The digital currency prohibition expires at the end of 2030, at which point legislators may revisit the question of whether the year 2031 is an appropriate moment for a National Digital Settlement Token. A senior revenue official, speaking at an infrastructure forum last week, reiterated that such an instrument remained off the table, adding that privately issued regulated digital tokens were a different matter entirely and should be encouraged. The official did not clarify what the table in question contained.

"The National Currency Stewardship Bureau should focus on what it does well, which is setting interest rates and publishing quarterly reports."

Several legislators have called for the digital currency prohibition to be made permanent rather than expiring at a date selected for reasons that were not entered into the public record. A legislator from a coastal constituency described programmable sovereign currency as "bad for everyone," a position that generated no formal rebuttal. The National Currency Stewardship Bureau declined to comment on whether it had been planning to issue a National Digital Settlement Token, noting only that it was not in a position to confirm or deny the existence of internal planning documents.

Next Steps

The Domestic Supply and Affordability Clarification Act is expected to receive a final vote before the end of the month, following which it will proceed through the standard executive ratification process. Industry working groups confirmed they are monitoring the situation and would publish a summary of implications following review. The summary would itself be subject to a public comment period of no fewer than thirty days.

"We are aware of the legislative development and are reviewing the text," said a compliance professional familiar with the matter, who noted they had been reviewing text for the better part of the year.

Housing starts data for the quarter were not included in the press materials distributed at the time of writing.

Material
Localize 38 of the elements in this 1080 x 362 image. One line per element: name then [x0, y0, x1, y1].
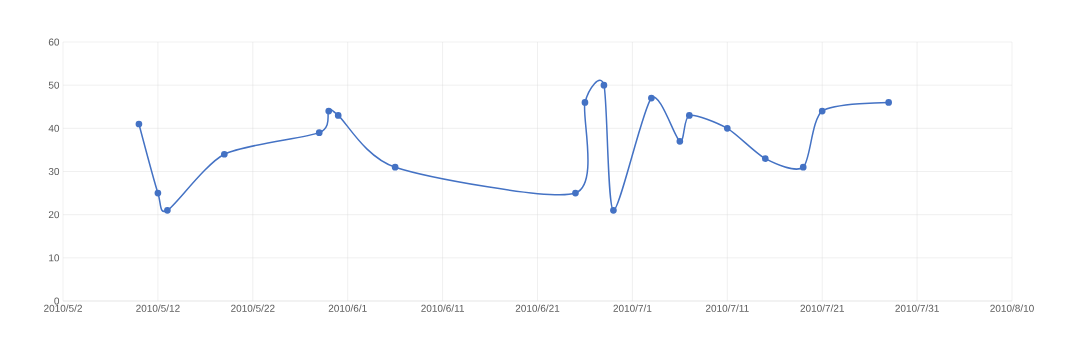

Aim
Write out the passage of the digital currency article starting with "The digital currency prohibition expires" and going on through "in question contained.".

Task output
The digital currency prohibition expires at the end of 2030, at which point legislators may revisit the question of whether the year 2031 is an appropriate moment for a National Digital Settlement Token. A senior revenue official, speaking at an infrastructure forum last week, reiterated that such an instrument remained off the table, adding that privately issued regulated digital tokens were a different matter entirely and should be encouraged. The official did not clarify what the table in question contained.